*Extrait*
........
Antilibéral parce que le libéralisme est d’âme aristocratique, il se veut populiste, fils du peuple et fier de l’être, à la fois contre le modèle soviétique géré par un parti unique de professionnels détenteurs de la vérité, et contre la social-démocratie du reste de l’Europe qui « se contente » d’accompagner les réformes d’adaptation à la mondialisation. Bien que tribun généreux, Mélenchon se cache derrière un peuple mythique à la Michelet pour refuser le mouvement du monde. D’où le parallèle avec Péguy : son socialisme de progrès sent furieusement la résistance à la modernité, réactionnaire à cette globalisation qui ne fait plus de l’Europe (et encore moins de la France, même révolutionnaire) le phare du monde. Mais qui est un fait à prendre en compte plutôt qu’à nier.

Ce pourquoi il fonde le PDG, parti de Gauche pour une « autre » Europe démocratique et sociale, contre les traités européens actuels mais pour un bonapartisme européen que les autres pays ne veulent pas.

  1. Première contradiction : comment exister désormais dans le monde sans l’Europe ? Anticapitaliste, il est fatalement pour la « décroissance » chère à une fraction des écolos.
  2. Deuxième contradiction : on ne peut produire efficacement sans capitalisme, cette technique inventée à la Renaissance justement pour rationaliser l’usage du capital, du travail et des matières premières. Si l’on produit moins efficacement, au nom de la désaliénation marxiste qui redonne à l’homme sa maîtrise complète des processus de production, il faut désindustrialiser pour redorer l’artisanat où chacun est maître de lui et de ses processus. Donc partager la pénurie (aller aux 30h hebdomadaires pour partager le travail en moins, engager toujours plus de fonctionnaires, produire moins pour polluer moins, ne plus acheter de fraises en hiver ni de concombres espagnols, accepter de gagner moins et de participer plus…)
........
*Enregistrements listés*

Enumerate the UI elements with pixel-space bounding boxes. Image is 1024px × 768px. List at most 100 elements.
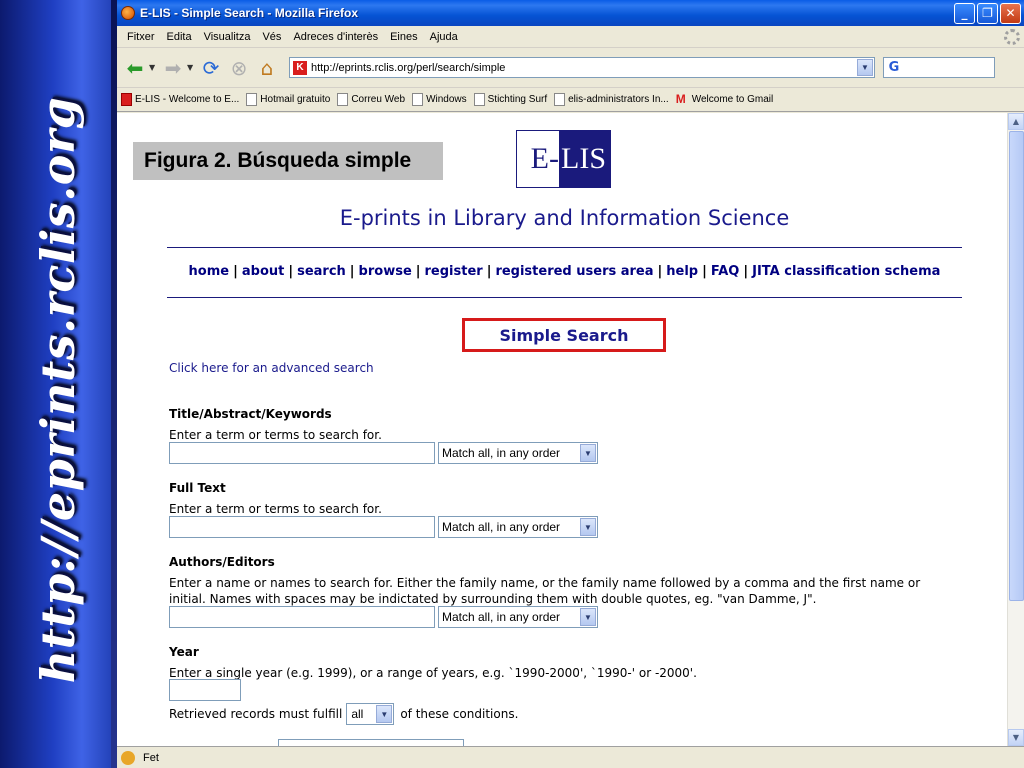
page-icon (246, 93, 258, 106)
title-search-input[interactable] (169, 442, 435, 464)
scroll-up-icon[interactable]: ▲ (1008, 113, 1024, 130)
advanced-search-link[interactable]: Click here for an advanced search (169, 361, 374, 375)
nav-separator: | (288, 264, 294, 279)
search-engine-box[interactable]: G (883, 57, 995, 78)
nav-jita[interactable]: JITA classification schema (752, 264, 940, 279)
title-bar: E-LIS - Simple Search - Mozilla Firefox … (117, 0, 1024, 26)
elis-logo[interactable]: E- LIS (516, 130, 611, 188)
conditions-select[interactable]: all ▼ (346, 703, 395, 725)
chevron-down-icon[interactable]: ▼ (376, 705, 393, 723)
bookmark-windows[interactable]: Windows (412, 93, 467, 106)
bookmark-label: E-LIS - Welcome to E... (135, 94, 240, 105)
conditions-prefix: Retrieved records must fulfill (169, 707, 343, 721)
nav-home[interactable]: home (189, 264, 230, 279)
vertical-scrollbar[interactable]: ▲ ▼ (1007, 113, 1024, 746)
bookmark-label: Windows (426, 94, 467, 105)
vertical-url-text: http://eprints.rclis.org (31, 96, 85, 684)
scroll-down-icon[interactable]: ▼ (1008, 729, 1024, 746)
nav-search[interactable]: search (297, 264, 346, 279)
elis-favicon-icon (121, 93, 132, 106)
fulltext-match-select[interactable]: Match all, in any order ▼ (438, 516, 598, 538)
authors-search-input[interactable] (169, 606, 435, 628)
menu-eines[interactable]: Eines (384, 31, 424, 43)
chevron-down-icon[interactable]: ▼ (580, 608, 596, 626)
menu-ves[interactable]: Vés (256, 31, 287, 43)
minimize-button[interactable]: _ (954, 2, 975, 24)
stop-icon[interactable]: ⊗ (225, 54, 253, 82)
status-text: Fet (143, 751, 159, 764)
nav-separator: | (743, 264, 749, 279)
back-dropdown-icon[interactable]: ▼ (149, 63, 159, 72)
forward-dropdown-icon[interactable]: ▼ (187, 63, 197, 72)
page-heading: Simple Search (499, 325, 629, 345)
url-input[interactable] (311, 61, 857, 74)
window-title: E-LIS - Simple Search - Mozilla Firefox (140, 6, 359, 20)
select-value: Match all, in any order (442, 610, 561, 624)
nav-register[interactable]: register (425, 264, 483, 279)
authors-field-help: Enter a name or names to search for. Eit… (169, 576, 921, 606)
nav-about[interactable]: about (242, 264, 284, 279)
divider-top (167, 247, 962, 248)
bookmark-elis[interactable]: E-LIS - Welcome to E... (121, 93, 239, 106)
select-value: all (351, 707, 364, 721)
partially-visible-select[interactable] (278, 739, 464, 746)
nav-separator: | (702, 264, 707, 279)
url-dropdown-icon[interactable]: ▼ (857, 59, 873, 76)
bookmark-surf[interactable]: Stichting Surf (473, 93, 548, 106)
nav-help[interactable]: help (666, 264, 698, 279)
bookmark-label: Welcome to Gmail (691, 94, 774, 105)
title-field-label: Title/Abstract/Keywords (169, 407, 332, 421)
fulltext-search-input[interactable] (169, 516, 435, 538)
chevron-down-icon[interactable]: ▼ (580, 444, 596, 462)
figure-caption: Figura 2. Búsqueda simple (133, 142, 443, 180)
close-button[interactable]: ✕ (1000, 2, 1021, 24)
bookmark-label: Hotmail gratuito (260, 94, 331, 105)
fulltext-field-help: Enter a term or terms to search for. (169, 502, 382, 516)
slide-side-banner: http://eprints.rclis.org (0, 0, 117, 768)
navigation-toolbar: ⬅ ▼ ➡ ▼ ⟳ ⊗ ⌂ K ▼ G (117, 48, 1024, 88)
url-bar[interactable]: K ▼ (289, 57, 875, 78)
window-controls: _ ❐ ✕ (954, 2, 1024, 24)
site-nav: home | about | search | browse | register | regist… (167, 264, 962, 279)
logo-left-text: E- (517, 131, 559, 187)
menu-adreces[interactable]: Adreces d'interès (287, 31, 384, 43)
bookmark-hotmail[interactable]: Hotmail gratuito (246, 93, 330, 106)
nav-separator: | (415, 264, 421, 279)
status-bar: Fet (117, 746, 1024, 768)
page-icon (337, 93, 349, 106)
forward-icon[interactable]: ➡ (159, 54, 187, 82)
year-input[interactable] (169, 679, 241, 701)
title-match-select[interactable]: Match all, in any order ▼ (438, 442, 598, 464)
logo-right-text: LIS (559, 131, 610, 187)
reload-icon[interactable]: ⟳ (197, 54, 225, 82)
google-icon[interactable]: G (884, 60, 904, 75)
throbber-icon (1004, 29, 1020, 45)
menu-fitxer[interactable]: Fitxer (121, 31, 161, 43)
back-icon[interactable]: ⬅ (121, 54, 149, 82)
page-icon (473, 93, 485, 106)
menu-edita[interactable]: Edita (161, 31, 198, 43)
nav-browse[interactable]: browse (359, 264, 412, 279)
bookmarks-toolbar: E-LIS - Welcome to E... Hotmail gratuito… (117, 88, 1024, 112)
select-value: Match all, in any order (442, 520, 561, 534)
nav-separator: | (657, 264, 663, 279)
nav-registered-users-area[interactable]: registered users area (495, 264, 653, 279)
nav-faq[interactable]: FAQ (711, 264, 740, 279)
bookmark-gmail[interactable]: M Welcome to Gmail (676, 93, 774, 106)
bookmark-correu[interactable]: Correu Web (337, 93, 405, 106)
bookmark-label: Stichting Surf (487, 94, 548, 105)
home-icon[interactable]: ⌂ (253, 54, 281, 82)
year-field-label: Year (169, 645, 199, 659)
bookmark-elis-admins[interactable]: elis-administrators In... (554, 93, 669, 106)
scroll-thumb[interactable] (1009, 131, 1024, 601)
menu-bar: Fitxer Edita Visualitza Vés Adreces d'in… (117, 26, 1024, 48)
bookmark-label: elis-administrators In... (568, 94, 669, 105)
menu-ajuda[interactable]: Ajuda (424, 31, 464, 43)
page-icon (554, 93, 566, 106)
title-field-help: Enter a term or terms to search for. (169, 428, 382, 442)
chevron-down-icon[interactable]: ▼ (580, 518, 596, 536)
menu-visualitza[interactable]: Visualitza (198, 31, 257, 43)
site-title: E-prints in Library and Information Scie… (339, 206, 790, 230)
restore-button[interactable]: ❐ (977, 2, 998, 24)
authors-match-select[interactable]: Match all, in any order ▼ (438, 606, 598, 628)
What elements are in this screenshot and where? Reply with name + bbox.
........
*Exercices*
1. Répondez aux questions suivantes d'après l'extrait sur Mélenchon :
(a) Quel parti est fondé, et pour quelle Europe ?
(b) À quelle époque le capitalisme a-t-il été inventé ?
(c) Quelle durée de travail hebdomadaire est mentionnée pour partager le travail ?
2. Traduisez en anglais cette phrase de l'extrait sur Mélenchon : « Anticapitaliste, il est fatalement pour la « décroissance » chère à une fraction des écolos. »
3. Reprenez l'extrait sur Mélenchon à la suite de sa dernière phrase, dans le même registre.

*Réponses*
1.
(a) Le PDG, parti de Gauche pour une « autre » Europe démocratique et sociale.
(b) À la Renaissance.
(c) 30 heures.

2. Anticapitalist, he is inevitably in favor of the "degrowth" dear to a fraction of the greens.

3.
  3. Or l’écologie, qui est le souci de la planète et de la survie soutenable des hommes, ne conduit pas inévitablement à la décroissance : troisième contradiction.

Ne faudrait-il pas plutôt calculer la croissance autrement ? Pas la focaliser sur le toujours plus, mais intégrer des facteurs humains ? Une production plus efficace – produire le mieux avec le moins – est souvent le cas de travailleurs bien dans leur peau, dans leur entreprise et dans leur collectivité, plus que les processus fordistes de la rationalité maximum. Ils ont fait largement leur temps. Ce fut, dans les années 1980, Toyota contre Ford. Il faut améliorer et approfondir le processus. Mais pourquoi l’abandonner au nom d’idéologies fusionnelles d’essence régressive et religieuse ?

Car Mélenchon a écrit volontiers dans l’hebdomadaire chrétien d’information ‘La Voix Jurassienne’. S’il est anticlérical, il n’en est pas moins croyant, remplaçant le Dieu au-delà par une Humanité vague ici-bas. « Lui-même semblait un maître d’école extraordinaire, un grand pédagogue, un prédicant de l’ancienne France. Sa cervelle madrée, obstinée, baroque, avait reçu de naissance le génie de deux maîtres de la rue du Fouarre, des moines populaires et des gazetiers révolutionnaires… Il a, dans une brève carrière d’homme de lettres, trouvé moyen d’épanouir des forces de paysan qui agrandit ses champs, du boutiquier qui compte et recompte ses sous, du typo qui fait de la belle ouvrage, du curé qui prêche aux ouailles et d’officier de ligne entraînant ses hommes au devoir. » Cette citation ne lui va-t-elle pas comme un gant ? Sauf que ce portrait taillé sur mesure pour Mélenchon… a été écrit par Maurice Barrès pour Péguy il y a bien un siècle.

Charles Péguy, socialiste chrétien, abandonnera le pacifisme et parlera de « faire fusiller Jaurès » comme traître à la patrie en 1914. Jacques Doriot, fils du peuple, dérivera vers le fascisme et terminera mitraillé à Sigmaringen par un avion allemand. Les références mélenchonistes sont aujourd’hui tout aussi belliqueuses : Evo Morales et surtout Hugo Chavez. Ce dernier est l’auteur d’un référendum sur l’opportunité de former une nouvelle assemblée constituante et pour l’inscription du socialisme dans la constitution du Venezuela.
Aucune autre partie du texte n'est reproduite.